[Direction] Below are some records; give them all again exactly, but not the pictures.

[Provided entries]

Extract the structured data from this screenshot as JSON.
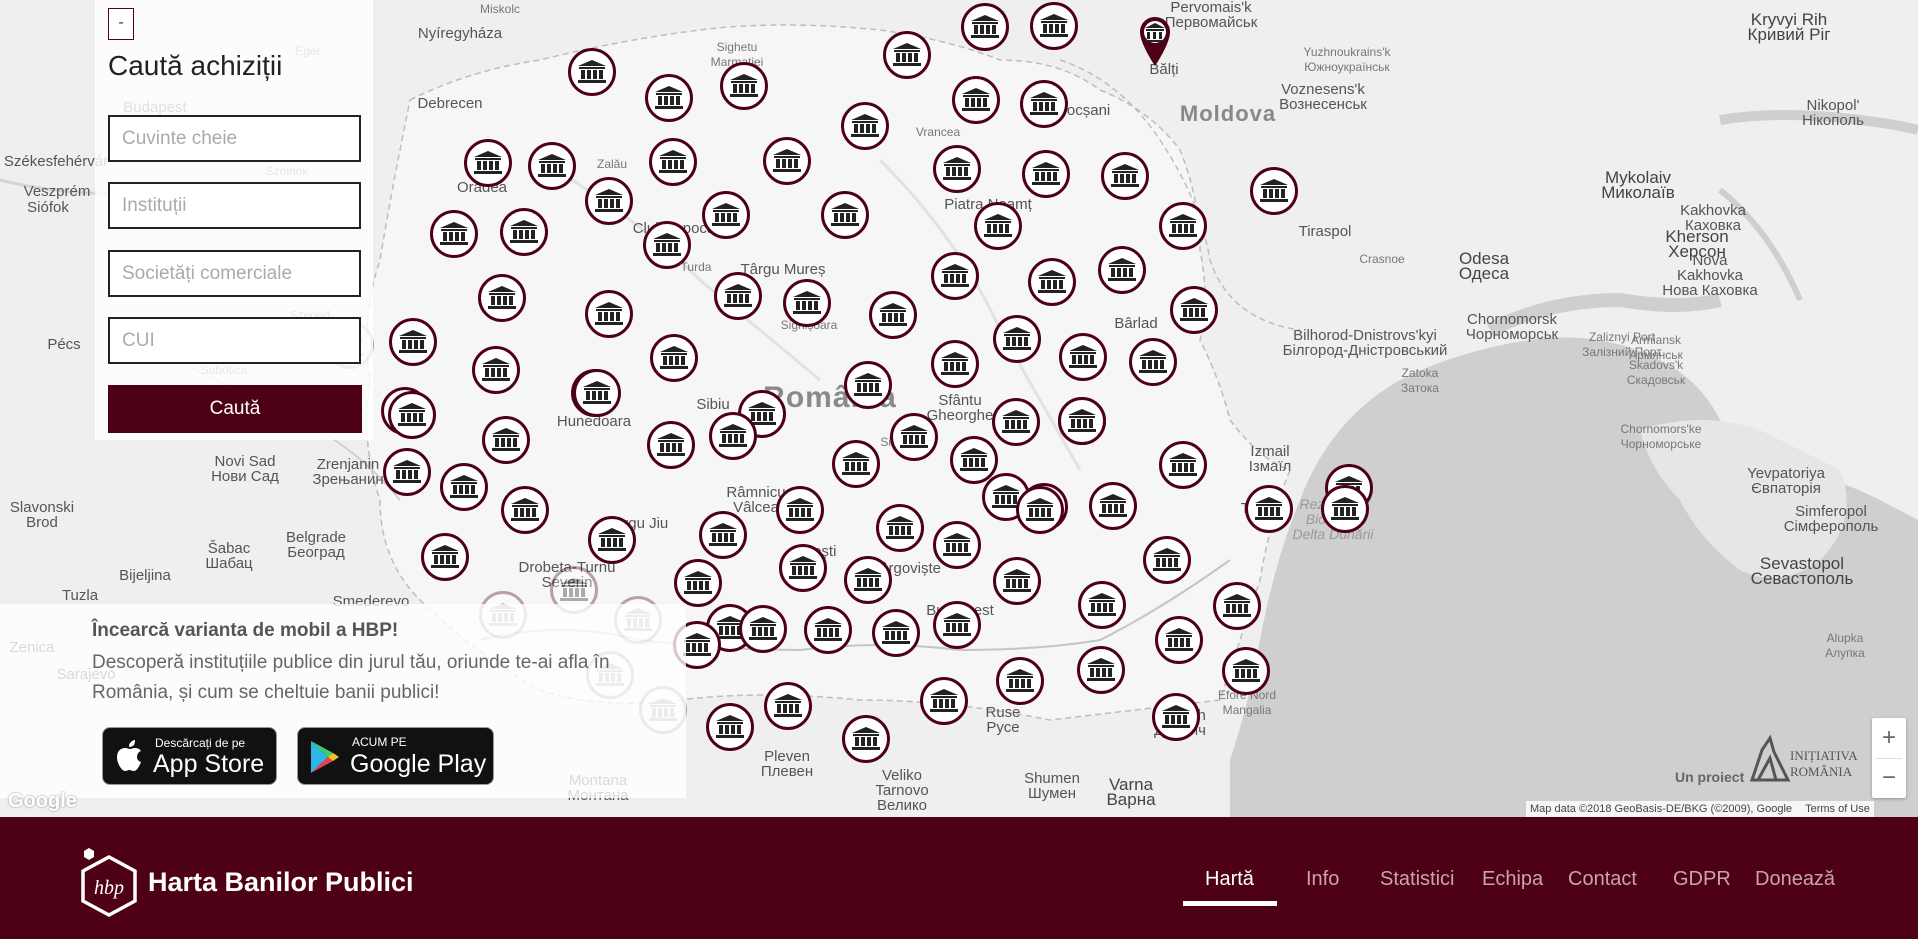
{
  "search_panel": {
    "collapse_label": "-",
    "title": "Caută achiziții",
    "keywords_placeholder": "Cuvinte cheie",
    "institutions_placeholder": "Instituții",
    "companies_placeholder": "Societăți comerciale",
    "cui_placeholder": "CUI",
    "search_button": "Caută"
  },
  "promo": {
    "title": "Încearcă varianta de mobil a HBP!",
    "text": "Descoperă instituțiile publice din jurul tău, oriunde te-ai afla în România, și cum se cheltuie banii publici!",
    "app_store": {
      "line1": "Descărcați de pe",
      "line2": "App Store"
    },
    "google_play": {
      "line1": "ACUM PE",
      "line2": "Google Play"
    }
  },
  "map": {
    "zoom_in": "+",
    "zoom_out": "−",
    "google_logo": "Google",
    "attribution": "Map data ©2018 GeoBasis-DE/BKG (©2009), Google",
    "terms": "Terms of Use",
    "project_by": "Un proiect",
    "partner_logo": "INIȚIATIVA ROMÂNIA",
    "labels": [
      {
        "t": "Miskolc",
        "k": "sm"
      },
      {
        "t": "Eger",
        "k": "sm"
      },
      {
        "t": "Nyíregyháza",
        "k": ""
      },
      {
        "t": "Sighetu\nMarmației",
        "k": "sm"
      },
      {
        "t": "Budapest",
        "k": ""
      },
      {
        "t": "Debrecen",
        "k": ""
      },
      {
        "t": "Bălți",
        "k": ""
      },
      {
        "t": "Moldova",
        "k": "country"
      },
      {
        "t": "Székesfehérvár",
        "k": ""
      },
      {
        "t": "Veszprém",
        "k": ""
      },
      {
        "t": "Siófok",
        "k": ""
      },
      {
        "t": "Szolnok",
        "k": "sm"
      },
      {
        "t": "Oradea",
        "k": ""
      },
      {
        "t": "Zalău",
        "k": "sm"
      },
      {
        "t": "Cluj-Napoca",
        "k": ""
      },
      {
        "t": "Târgu Mureș",
        "k": ""
      },
      {
        "t": "Piatra Neamț",
        "k": ""
      },
      {
        "t": "Tiraspol",
        "k": ""
      },
      {
        "t": "Szeged",
        "k": "sm"
      },
      {
        "t": "Pécs",
        "k": ""
      },
      {
        "t": "Turda",
        "k": "sm"
      },
      {
        "t": "Sighișoara",
        "k": "sm"
      },
      {
        "t": "Bârlad",
        "k": ""
      },
      {
        "t": "Subotica",
        "k": "sm"
      },
      {
        "t": "Sibiu",
        "k": ""
      },
      {
        "t": "România",
        "k": "big"
      },
      {
        "t": "Sfântu\nGheorghe",
        "k": ""
      },
      {
        "t": "Hunedoara",
        "k": ""
      },
      {
        "t": "Novi Sad\nНови Сад",
        "k": ""
      },
      {
        "t": "Zrenjanin\nЗрењанин",
        "k": ""
      },
      {
        "t": "Sinaia",
        "k": "sm"
      },
      {
        "t": "Slavonski\nBrod",
        "k": ""
      },
      {
        "t": "Târgu Jiu",
        "k": ""
      },
      {
        "t": "Belgrade\nБеоград",
        "k": ""
      },
      {
        "t": "Šabac\nШабац",
        "k": ""
      },
      {
        "t": "Drobeta-Turnu\nSeverin",
        "k": ""
      },
      {
        "t": "Pitești",
        "k": ""
      },
      {
        "t": "Târgoviște",
        "k": ""
      },
      {
        "t": "Bijeljina",
        "k": ""
      },
      {
        "t": "Tuzla",
        "k": ""
      },
      {
        "t": "Smederevo",
        "k": ""
      },
      {
        "t": "Zenica",
        "k": ""
      },
      {
        "t": "Sarajevo",
        "k": ""
      },
      {
        "t": "Montana\nМонтана",
        "k": ""
      },
      {
        "t": "Pleven\nПлевен",
        "k": ""
      },
      {
        "t": "Veliko\nTarnovo\nВелико",
        "k": ""
      },
      {
        "t": "Ruse\nРусе",
        "k": ""
      },
      {
        "t": "Shumen\nШумен",
        "k": ""
      },
      {
        "t": "Varna\nВарна",
        "k": "dark"
      },
      {
        "t": "Dobrich\nДобрич",
        "k": ""
      },
      {
        "t": "Efore Nord\nMangalia",
        "k": "sm"
      },
      {
        "t": "Tulcea",
        "k": ""
      },
      {
        "t": "Izmail\nІзмаїл",
        "k": ""
      },
      {
        "t": "Rezervația\nBiosferei\nDelta Dunării",
        "k": "sea"
      },
      {
        "t": "Bilhorod-Dnistrovs'kyi\nБілгород-Дністровський",
        "k": ""
      },
      {
        "t": "Zatoka\nЗатока",
        "k": "sm"
      },
      {
        "t": "Odesa\nОдеса",
        "k": "dark"
      },
      {
        "t": "Chornomorsk\nЧорноморськ",
        "k": ""
      },
      {
        "t": "Zaliznyi Port\nЗалізний Порт",
        "k": "sm"
      },
      {
        "t": "Skadovs'k\nСкадовськ",
        "k": "sm"
      },
      {
        "t": "Armiansk\nАрмянськ",
        "k": "sm"
      },
      {
        "t": "Chornomors'ke\nЧорноморське",
        "k": "sm"
      },
      {
        "t": "Yevpatoriya\nЄвпаторія",
        "k": ""
      },
      {
        "t": "Simferopol\nСімферополь",
        "k": ""
      },
      {
        "t": "Sevastopol\nСевастополь",
        "k": "dark"
      },
      {
        "t": "Alupka\nАлупка",
        "k": "sm"
      },
      {
        "t": "Kherson\nХерсон",
        "k": "dark"
      },
      {
        "t": "Nova\nKakhovka\nНова Каховка",
        "k": ""
      },
      {
        "t": "Kakhovka\nКаховка",
        "k": ""
      },
      {
        "t": "Mykolaiv\nМиколаїв",
        "k": "dark"
      },
      {
        "t": "Pervomais'k\nПервомайськ",
        "k": ""
      },
      {
        "t": "Yuzhnoukrains'k\nЮжноукраїнськ",
        "k": "sm"
      },
      {
        "t": "Voznesens'k\nВознесенськ",
        "k": ""
      },
      {
        "t": "Kryvyi Rih\nКривий Ріг",
        "k": "dark"
      },
      {
        "t": "Nikopol'\nНікополь",
        "k": ""
      },
      {
        "t": "Crasnoe",
        "k": "sm"
      },
      {
        "t": "Vrancea",
        "k": "sm"
      },
      {
        "t": "Focșani",
        "k": ""
      },
      {
        "t": "Râmnicu\nVâlcea",
        "k": ""
      },
      {
        "t": "Bucharest",
        "k": ""
      }
    ]
  },
  "footer": {
    "brand": "Harta Banilor Publici",
    "logo_text": "hbp",
    "nav": [
      "Hartă",
      "Info",
      "Statistici",
      "Echipa",
      "Contact",
      "GDPR",
      "Donează"
    ],
    "active": "Hartă"
  },
  "colors": {
    "brand": "#4d0016",
    "nav_inactive": "#c9a4ad",
    "map_bg": "#efefef",
    "sea": "#cfcfcf"
  }
}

[Response]
Extract the structured data from this screenshot as JSON.
{
  "search_panel": {
    "collapse_label": "-",
    "title": "Caută achiziții",
    "keywords_placeholder": "Cuvinte cheie",
    "institutions_placeholder": "Instituții",
    "companies_placeholder": "Societăți comerciale",
    "cui_placeholder": "CUI",
    "search_button": "Caută"
  },
  "promo": {
    "title": "Încearcă varianta de mobil a HBP!",
    "text": "Descoperă instituțiile publice din jurul tău, oriunde te-ai afla în România, și cum se cheltuie banii publici!",
    "app_store": {
      "line1": "Descărcați de pe",
      "line2": "App Store"
    },
    "google_play": {
      "line1": "ACUM PE",
      "line2": "Google Play"
    }
  },
  "map": {
    "zoom_in": "+",
    "zoom_out": "−",
    "google_logo": "Google",
    "attribution": "Map data ©2018 GeoBasis-DE/BKG (©2009), Google",
    "terms": "Terms of Use",
    "project_by": "Un proiect",
    "partner_logo": "INIȚIATIVA ROMÂNIA",
    "labels": [
      {
        "t": "Miskolc",
        "k": "sm"
      },
      {
        "t": "Eger",
        "k": "sm"
      },
      {
        "t": "Nyíregyháza",
        "k": ""
      },
      {
        "t": "Sighetu\nMarmației",
        "k": "sm"
      },
      {
        "t": "Budapest",
        "k": ""
      },
      {
        "t": "Debrecen",
        "k": ""
      },
      {
        "t": "Bălți",
        "k": ""
      },
      {
        "t": "Moldova",
        "k": "country"
      },
      {
        "t": "Székesfehérvár",
        "k": ""
      },
      {
        "t": "Veszprém",
        "k": ""
      },
      {
        "t": "Siófok",
        "k": ""
      },
      {
        "t": "Szolnok",
        "k": "sm"
      },
      {
        "t": "Oradea",
        "k": ""
      },
      {
        "t": "Zalău",
        "k": "sm"
      },
      {
        "t": "Cluj-Napoca",
        "k": ""
      },
      {
        "t": "Târgu Mureș",
        "k": ""
      },
      {
        "t": "Piatra Neamț",
        "k": ""
      },
      {
        "t": "Tiraspol",
        "k": ""
      },
      {
        "t": "Szeged",
        "k": "sm"
      },
      {
        "t": "Pécs",
        "k": ""
      },
      {
        "t": "Turda",
        "k": "sm"
      },
      {
        "t": "Sighișoara",
        "k": "sm"
      },
      {
        "t": "Bârlad",
        "k": ""
      },
      {
        "t": "Subotica",
        "k": "sm"
      },
      {
        "t": "Sibiu",
        "k": ""
      },
      {
        "t": "România",
        "k": "big"
      },
      {
        "t": "Sfântu\nGheorghe",
        "k": ""
      },
      {
        "t": "Hunedoara",
        "k": ""
      },
      {
        "t": "Novi Sad\nНови Сад",
        "k": ""
      },
      {
        "t": "Zrenjanin\nЗрењанин",
        "k": ""
      },
      {
        "t": "Sinaia",
        "k": "sm"
      },
      {
        "t": "Slavonski\nBrod",
        "k": ""
      },
      {
        "t": "Târgu Jiu",
        "k": ""
      },
      {
        "t": "Belgrade\nБеоград",
        "k": ""
      },
      {
        "t": "Šabac\nШабац",
        "k": ""
      },
      {
        "t": "Drobeta-Turnu\nSeverin",
        "k": ""
      },
      {
        "t": "Pitești",
        "k": ""
      },
      {
        "t": "Târgoviște",
        "k": ""
      },
      {
        "t": "Bijeljina",
        "k": ""
      },
      {
        "t": "Tuzla",
        "k": ""
      },
      {
        "t": "Smederevo",
        "k": ""
      },
      {
        "t": "Zenica",
        "k": ""
      },
      {
        "t": "Sarajevo",
        "k": ""
      },
      {
        "t": "Montana\nМонтана",
        "k": ""
      },
      {
        "t": "Pleven\nПлевен",
        "k": ""
      },
      {
        "t": "Veliko\nTarnovo\nВелико",
        "k": ""
      },
      {
        "t": "Ruse\nРусе",
        "k": ""
      },
      {
        "t": "Shumen\nШумен",
        "k": ""
      },
      {
        "t": "Varna\nВарна",
        "k": "dark"
      },
      {
        "t": "Dobrich\nДобрич",
        "k": ""
      },
      {
        "t": "Efore Nord\nMangalia",
        "k": "sm"
      },
      {
        "t": "Tulcea",
        "k": ""
      },
      {
        "t": "Izmail\nІзмаїл",
        "k": ""
      },
      {
        "t": "Rezervația\nBiosferei\nDelta Dunării",
        "k": "sea"
      },
      {
        "t": "Bilhorod-Dnistrovs'kyi\nБілгород-Дністровський",
        "k": ""
      },
      {
        "t": "Zatoka\nЗатока",
        "k": "sm"
      },
      {
        "t": "Odesa\nОдеса",
        "k": "dark"
      },
      {
        "t": "Chornomorsk\nЧорноморськ",
        "k": ""
      },
      {
        "t": "Zaliznyi Port\nЗалізний Порт",
        "k": "sm"
      },
      {
        "t": "Skadovs'k\nСкадовськ",
        "k": "sm"
      },
      {
        "t": "Armiansk\nАрмянськ",
        "k": "sm"
      },
      {
        "t": "Chornomors'ke\nЧорноморське",
        "k": "sm"
      },
      {
        "t": "Yevpatoriya\nЄвпаторія",
        "k": ""
      },
      {
        "t": "Simferopol\nСімферополь",
        "k": ""
      },
      {
        "t": "Sevastopol\nСевастополь",
        "k": "dark"
      },
      {
        "t": "Alupka\nАлупка",
        "k": "sm"
      },
      {
        "t": "Kherson\nХерсон",
        "k": "dark"
      },
      {
        "t": "Nova\nKakhovka\nНова Каховка",
        "k": ""
      },
      {
        "t": "Kakhovka\nКаховка",
        "k": ""
      },
      {
        "t": "Mykolaiv\nМиколаїв",
        "k": "dark"
      },
      {
        "t": "Pervomais'k\nПервомайськ",
        "k": ""
      },
      {
        "t": "Yuzhnoukrains'k\nЮжноукраїнськ",
        "k": "sm"
      },
      {
        "t": "Voznesens'k\nВознесенськ",
        "k": ""
      },
      {
        "t": "Kryvyi Rih\nКривий Ріг",
        "k": "dark"
      },
      {
        "t": "Nikopol'\nНікополь",
        "k": ""
      },
      {
        "t": "Crasnoe",
        "k": "sm"
      },
      {
        "t": "Vrancea",
        "k": "sm"
      },
      {
        "t": "Focșani",
        "k": ""
      },
      {
        "t": "Râmnicu\nVâlcea",
        "k": ""
      },
      {
        "t": "Bucharest",
        "k": ""
      }
    ]
  },
  "footer": {
    "brand": "Harta Banilor Publici",
    "logo_text": "hbp",
    "nav": [
      "Hartă",
      "Info",
      "Statistici",
      "Echipa",
      "Contact",
      "GDPR",
      "Donează"
    ],
    "active": "Hartă"
  },
  "colors": {
    "brand": "#4d0016",
    "nav_inactive": "#c9a4ad",
    "map_bg": "#efefef",
    "sea": "#cfcfcf"
  }
}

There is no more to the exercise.